| TASK INSTRUCTIONS |
Retype the records below exactly as they appear, but leave out any pictures.

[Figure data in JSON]
begin
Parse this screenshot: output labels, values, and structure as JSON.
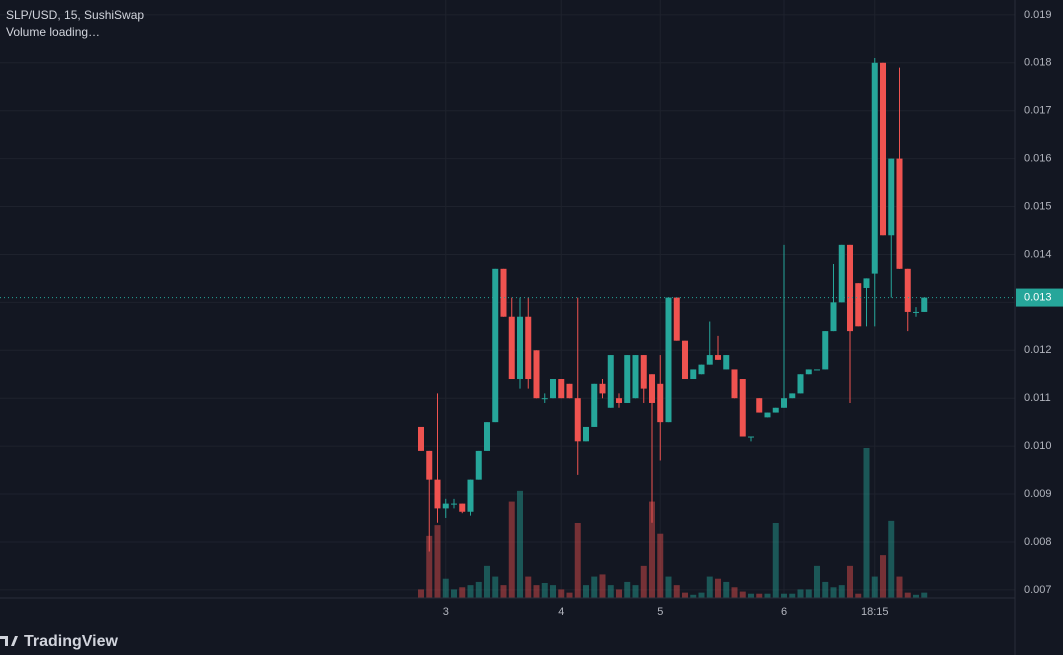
{
  "chart_data": {
    "type": "candlestick",
    "title": "SLP/USD, 15, SushiSwap",
    "subtitle": "Volume loading…",
    "brand": "TradingView",
    "up_color": "#26a69a",
    "down_color": "#ef5350",
    "grid": true,
    "ylim": [
      0.00683,
      0.01931
    ],
    "yticks": [
      0.019,
      0.018,
      0.017,
      0.016,
      0.015,
      0.014,
      0.013,
      0.012,
      0.011,
      {
        "value": 0.01,
        "label": "0.010"
      },
      0.009,
      0.008,
      0.007
    ],
    "last_price": {
      "value": 0.0131,
      "label": "0.013"
    },
    "categories": [
      null,
      null,
      null,
      "3",
      null,
      null,
      null,
      null,
      null,
      null,
      null,
      null,
      null,
      null,
      null,
      null,
      null,
      "4",
      null,
      null,
      null,
      null,
      null,
      null,
      null,
      null,
      null,
      null,
      null,
      "5",
      null,
      null,
      null,
      null,
      null,
      null,
      null,
      null,
      null,
      null,
      null,
      null,
      null,
      null,
      "6",
      null,
      null,
      null,
      null,
      null,
      null,
      null,
      null,
      null,
      null,
      "18:15",
      null,
      null,
      null,
      null,
      null,
      null
    ],
    "open": [
      0.0104,
      0.0099,
      0.0093,
      0.0087,
      0.0088,
      0.0088,
      0.00863,
      0.0093,
      0.0099,
      0.0105,
      0.0137,
      0.0127,
      0.0114,
      0.0127,
      0.012,
      0.011,
      0.011,
      0.0114,
      0.0113,
      0.011,
      0.0101,
      0.0104,
      0.0113,
      0.0108,
      0.011,
      0.0109,
      0.011,
      0.0119,
      0.0115,
      0.0113,
      0.0105,
      0.0131,
      0.0122,
      0.0114,
      0.0115,
      0.0117,
      0.0119,
      0.0116,
      0.0116,
      0.0114,
      0.0102,
      0.011,
      0.0106,
      0.0107,
      0.0108,
      0.011,
      0.0111,
      0.0115,
      0.0116,
      0.0116,
      0.0124,
      0.013,
      0.0142,
      0.0134,
      0.0133,
      0.0136,
      0.018,
      0.0144,
      0.016,
      0.0137,
      0.0128,
      0.0128
    ],
    "high": [
      0.0104,
      0.0099,
      0.0111,
      0.0089,
      0.0089,
      0.0088,
      0.0093,
      0.0099,
      0.0105,
      0.0137,
      0.0137,
      0.0131,
      0.0131,
      0.0131,
      0.012,
      0.0111,
      0.0114,
      0.0114,
      0.0113,
      0.0131,
      0.0104,
      0.0113,
      0.0114,
      0.0119,
      0.0111,
      0.0119,
      0.0119,
      0.0119,
      0.0115,
      0.0119,
      0.0131,
      0.0131,
      0.0122,
      0.0116,
      0.0117,
      0.0126,
      0.0123,
      0.0119,
      0.0116,
      0.0114,
      0.0102,
      0.011,
      0.0107,
      0.0108,
      0.0142,
      0.0111,
      0.0115,
      0.0116,
      0.0116,
      0.0124,
      0.0138,
      0.0142,
      0.0142,
      0.0134,
      0.0135,
      0.0181,
      0.018,
      0.016,
      0.0179,
      0.0137,
      0.0129,
      0.0131
    ],
    "low": [
      0.0099,
      0.0078,
      0.0084,
      0.0085,
      0.0087,
      0.0086,
      0.00855,
      0.0093,
      0.0099,
      0.0105,
      0.0127,
      0.0114,
      0.0112,
      0.0112,
      0.011,
      0.0109,
      0.011,
      0.011,
      0.011,
      0.0094,
      0.0101,
      0.0104,
      0.011,
      0.0108,
      0.0108,
      0.0109,
      0.011,
      0.0109,
      0.0084,
      0.0097,
      0.0105,
      0.0122,
      0.0114,
      0.0114,
      0.0115,
      0.0117,
      0.0118,
      0.0116,
      0.011,
      0.0102,
      0.0101,
      0.0107,
      0.0106,
      0.0107,
      0.0108,
      0.011,
      0.0111,
      0.0115,
      0.0116,
      0.0116,
      0.0124,
      0.013,
      0.0109,
      0.0125,
      0.0125,
      0.0125,
      0.0144,
      0.0131,
      0.0137,
      0.0124,
      0.0127,
      0.0128
    ],
    "close": [
      0.0099,
      0.0093,
      0.0087,
      0.0088,
      0.0088,
      0.00863,
      0.0093,
      0.0099,
      0.0105,
      0.0137,
      0.0127,
      0.0114,
      0.0127,
      0.0114,
      0.011,
      0.011,
      0.0114,
      0.011,
      0.011,
      0.0101,
      0.0104,
      0.0113,
      0.0111,
      0.0119,
      0.0109,
      0.0119,
      0.0119,
      0.0112,
      0.0109,
      0.0105,
      0.0131,
      0.0122,
      0.0114,
      0.0116,
      0.0117,
      0.0119,
      0.0118,
      0.0119,
      0.011,
      0.0102,
      0.0102,
      0.0107,
      0.0107,
      0.0108,
      0.011,
      0.0111,
      0.0115,
      0.0116,
      0.0116,
      0.0124,
      0.013,
      0.0142,
      0.0124,
      0.0125,
      0.0135,
      0.018,
      0.0144,
      0.016,
      0.0137,
      0.0128,
      0.0128,
      0.0131
    ],
    "volume": [
      8,
      58,
      68,
      18,
      8,
      10,
      12,
      15,
      30,
      20,
      12,
      90,
      100,
      20,
      12,
      14,
      12,
      8,
      5,
      70,
      12,
      20,
      22,
      12,
      8,
      15,
      12,
      30,
      90,
      60,
      20,
      12,
      5,
      3,
      5,
      20,
      18,
      15,
      10,
      6,
      4,
      4,
      4,
      70,
      4,
      4,
      8,
      8,
      30,
      15,
      10,
      12,
      30,
      4,
      140,
      20,
      40,
      72,
      20,
      5,
      3,
      5
    ]
  }
}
end
| SOLUTION FOR THIS EXERCISE |
Parse this screenshot: output labels, values, and structure as JSON.
{
  "chart_data": {
    "type": "candlestick",
    "title": "SLP/USD, 15, SushiSwap",
    "subtitle": "Volume loading…",
    "brand": "TradingView",
    "up_color": "#26a69a",
    "down_color": "#ef5350",
    "grid": true,
    "ylim": [
      0.00683,
      0.01931
    ],
    "yticks": [
      0.019,
      0.018,
      0.017,
      0.016,
      0.015,
      0.014,
      0.013,
      0.012,
      0.011,
      {
        "value": 0.01,
        "label": "0.010"
      },
      0.009,
      0.008,
      0.007
    ],
    "last_price": {
      "value": 0.0131,
      "label": "0.013"
    },
    "categories": [
      null,
      null,
      null,
      "3",
      null,
      null,
      null,
      null,
      null,
      null,
      null,
      null,
      null,
      null,
      null,
      null,
      null,
      "4",
      null,
      null,
      null,
      null,
      null,
      null,
      null,
      null,
      null,
      null,
      null,
      "5",
      null,
      null,
      null,
      null,
      null,
      null,
      null,
      null,
      null,
      null,
      null,
      null,
      null,
      null,
      "6",
      null,
      null,
      null,
      null,
      null,
      null,
      null,
      null,
      null,
      null,
      "18:15",
      null,
      null,
      null,
      null,
      null,
      null
    ],
    "open": [
      0.0104,
      0.0099,
      0.0093,
      0.0087,
      0.0088,
      0.0088,
      0.00863,
      0.0093,
      0.0099,
      0.0105,
      0.0137,
      0.0127,
      0.0114,
      0.0127,
      0.012,
      0.011,
      0.011,
      0.0114,
      0.0113,
      0.011,
      0.0101,
      0.0104,
      0.0113,
      0.0108,
      0.011,
      0.0109,
      0.011,
      0.0119,
      0.0115,
      0.0113,
      0.0105,
      0.0131,
      0.0122,
      0.0114,
      0.0115,
      0.0117,
      0.0119,
      0.0116,
      0.0116,
      0.0114,
      0.0102,
      0.011,
      0.0106,
      0.0107,
      0.0108,
      0.011,
      0.0111,
      0.0115,
      0.0116,
      0.0116,
      0.0124,
      0.013,
      0.0142,
      0.0134,
      0.0133,
      0.0136,
      0.018,
      0.0144,
      0.016,
      0.0137,
      0.0128,
      0.0128
    ],
    "high": [
      0.0104,
      0.0099,
      0.0111,
      0.0089,
      0.0089,
      0.0088,
      0.0093,
      0.0099,
      0.0105,
      0.0137,
      0.0137,
      0.0131,
      0.0131,
      0.0131,
      0.012,
      0.0111,
      0.0114,
      0.0114,
      0.0113,
      0.0131,
      0.0104,
      0.0113,
      0.0114,
      0.0119,
      0.0111,
      0.0119,
      0.0119,
      0.0119,
      0.0115,
      0.0119,
      0.0131,
      0.0131,
      0.0122,
      0.0116,
      0.0117,
      0.0126,
      0.0123,
      0.0119,
      0.0116,
      0.0114,
      0.0102,
      0.011,
      0.0107,
      0.0108,
      0.0142,
      0.0111,
      0.0115,
      0.0116,
      0.0116,
      0.0124,
      0.0138,
      0.0142,
      0.0142,
      0.0134,
      0.0135,
      0.0181,
      0.018,
      0.016,
      0.0179,
      0.0137,
      0.0129,
      0.0131
    ],
    "low": [
      0.0099,
      0.0078,
      0.0084,
      0.0085,
      0.0087,
      0.0086,
      0.00855,
      0.0093,
      0.0099,
      0.0105,
      0.0127,
      0.0114,
      0.0112,
      0.0112,
      0.011,
      0.0109,
      0.011,
      0.011,
      0.011,
      0.0094,
      0.0101,
      0.0104,
      0.011,
      0.0108,
      0.0108,
      0.0109,
      0.011,
      0.0109,
      0.0084,
      0.0097,
      0.0105,
      0.0122,
      0.0114,
      0.0114,
      0.0115,
      0.0117,
      0.0118,
      0.0116,
      0.011,
      0.0102,
      0.0101,
      0.0107,
      0.0106,
      0.0107,
      0.0108,
      0.011,
      0.0111,
      0.0115,
      0.0116,
      0.0116,
      0.0124,
      0.013,
      0.0109,
      0.0125,
      0.0125,
      0.0125,
      0.0144,
      0.0131,
      0.0137,
      0.0124,
      0.0127,
      0.0128
    ],
    "close": [
      0.0099,
      0.0093,
      0.0087,
      0.0088,
      0.0088,
      0.00863,
      0.0093,
      0.0099,
      0.0105,
      0.0137,
      0.0127,
      0.0114,
      0.0127,
      0.0114,
      0.011,
      0.011,
      0.0114,
      0.011,
      0.011,
      0.0101,
      0.0104,
      0.0113,
      0.0111,
      0.0119,
      0.0109,
      0.0119,
      0.0119,
      0.0112,
      0.0109,
      0.0105,
      0.0131,
      0.0122,
      0.0114,
      0.0116,
      0.0117,
      0.0119,
      0.0118,
      0.0119,
      0.011,
      0.0102,
      0.0102,
      0.0107,
      0.0107,
      0.0108,
      0.011,
      0.0111,
      0.0115,
      0.0116,
      0.0116,
      0.0124,
      0.013,
      0.0142,
      0.0124,
      0.0125,
      0.0135,
      0.018,
      0.0144,
      0.016,
      0.0137,
      0.0128,
      0.0128,
      0.0131
    ],
    "volume": [
      8,
      58,
      68,
      18,
      8,
      10,
      12,
      15,
      30,
      20,
      12,
      90,
      100,
      20,
      12,
      14,
      12,
      8,
      5,
      70,
      12,
      20,
      22,
      12,
      8,
      15,
      12,
      30,
      90,
      60,
      20,
      12,
      5,
      3,
      5,
      20,
      18,
      15,
      10,
      6,
      4,
      4,
      4,
      70,
      4,
      4,
      8,
      8,
      30,
      15,
      10,
      12,
      30,
      4,
      140,
      20,
      40,
      72,
      20,
      5,
      3,
      5
    ]
  }
}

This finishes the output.